> [Data in this exercise]:

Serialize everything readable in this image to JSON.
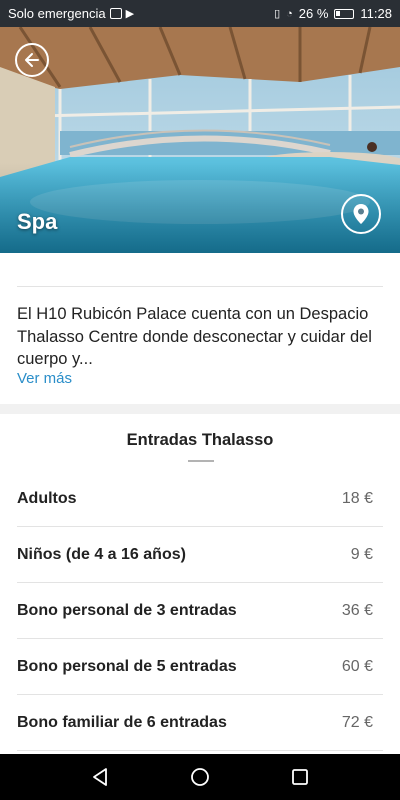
{
  "status_bar": {
    "carrier": "Solo emergencia",
    "battery_percent": "26 %",
    "time": "11:28"
  },
  "header": {
    "title": "Spa"
  },
  "icons": {
    "back": "arrow-left-icon",
    "location": "map-pin-icon",
    "nav_back": "triangle-back-icon",
    "nav_home": "circle-home-icon",
    "nav_recents": "square-recents-icon"
  },
  "description": {
    "text": "El H10 Rubicón Palace cuenta con un Despacio Thalasso Centre donde desconectar y cuidar del cuerpo y...",
    "more_link": "Ver más"
  },
  "section": {
    "title": "Entradas Thalasso"
  },
  "prices": [
    {
      "name": "Adultos",
      "value": "18 €"
    },
    {
      "name": "Niños (de 4 a 16 años)",
      "value": "9 €"
    },
    {
      "name": "Bono personal de 3 entradas",
      "value": "36 €"
    },
    {
      "name": "Bono personal de 5 entradas",
      "value": "60 €"
    },
    {
      "name": "Bono familiar de 6 entradas",
      "value": "72 €"
    }
  ],
  "colors": {
    "link": "#2a8ec9",
    "status_bar": "#2a2f35",
    "nav_bar": "#000000"
  }
}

> [Task brief]: Copy out every line of the listing that includes the string "Bono".

> [Written solution]:
      "name": "Bono personal de 3 entradas",
      "name": "Bono personal de 5 entradas",
      "name": "Bono familiar de 6 entradas",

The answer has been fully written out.